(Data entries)

··········

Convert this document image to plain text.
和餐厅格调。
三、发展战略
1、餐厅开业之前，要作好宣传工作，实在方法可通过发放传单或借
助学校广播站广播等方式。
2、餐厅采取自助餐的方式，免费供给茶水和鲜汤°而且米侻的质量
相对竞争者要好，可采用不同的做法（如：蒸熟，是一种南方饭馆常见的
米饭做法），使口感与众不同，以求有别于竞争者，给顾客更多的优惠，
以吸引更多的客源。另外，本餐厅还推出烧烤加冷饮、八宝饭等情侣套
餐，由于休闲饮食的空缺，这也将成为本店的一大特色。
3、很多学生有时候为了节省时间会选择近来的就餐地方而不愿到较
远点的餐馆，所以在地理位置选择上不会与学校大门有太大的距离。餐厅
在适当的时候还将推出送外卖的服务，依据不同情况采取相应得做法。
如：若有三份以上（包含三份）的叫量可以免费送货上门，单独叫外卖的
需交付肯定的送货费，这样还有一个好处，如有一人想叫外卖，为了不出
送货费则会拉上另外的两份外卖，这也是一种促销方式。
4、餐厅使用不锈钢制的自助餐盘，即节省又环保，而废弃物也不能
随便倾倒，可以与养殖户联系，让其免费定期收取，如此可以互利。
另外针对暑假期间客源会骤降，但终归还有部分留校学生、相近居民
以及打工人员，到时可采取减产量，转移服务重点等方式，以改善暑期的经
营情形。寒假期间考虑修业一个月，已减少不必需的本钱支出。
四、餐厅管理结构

··········

## Description of the task:
All of the entries above should be written out again exactly.

## Full output:
Convert this document image to plain text.
和餐厅格调。
三、发展战略
1、餐厅开业之前，要作好宣传工作，实在方法可通过发放传单或借
助学校广播站广播等方式。
2、餐厅采取自助餐的方式，免费供给茶水和鲜汤°而且米侻的质量
相对竞争者要好，可采用不同的做法（如：蒸熟，是一种南方饭馆常见的
米饭做法），使口感与众不同，以求有别于竞争者，给顾客更多的优惠，
以吸引更多的客源。另外，本餐厅还推出烧烤加冷饮、八宝饭等情侣套
餐，由于休闲饮食的空缺，这也将成为本店的一大特色。
3、很多学生有时候为了节省时间会选择近来的就餐地方而不愿到较
远点的餐馆，所以在地理位置选择上不会与学校大门有太大的距离。餐厅
在适当的时候还将推出送外卖的服务，依据不同情况采取相应得做法。
如：若有三份以上（包含三份）的叫量可以免费送货上门，单独叫外卖的
需交付肯定的送货费，这样还有一个好处，如有一人想叫外卖，为了不出
送货费则会拉上另外的两份外卖，这也是一种促销方式。
4、餐厅使用不锈钢制的自助餐盘，即节省又环保，而废弃物也不能
随便倾倒，可以与养殖户联系，让其免费定期收取，如此可以互利。
另外针对暑假期间客源会骤降，但终归还有部分留校学生、相近居民
以及打工人员，到时可采取减产量，转移服务重点等方式，以改善暑期的经
营情形。寒假期间考虑修业一个月，已减少不必需的本钱支出。
四、餐厅管理结构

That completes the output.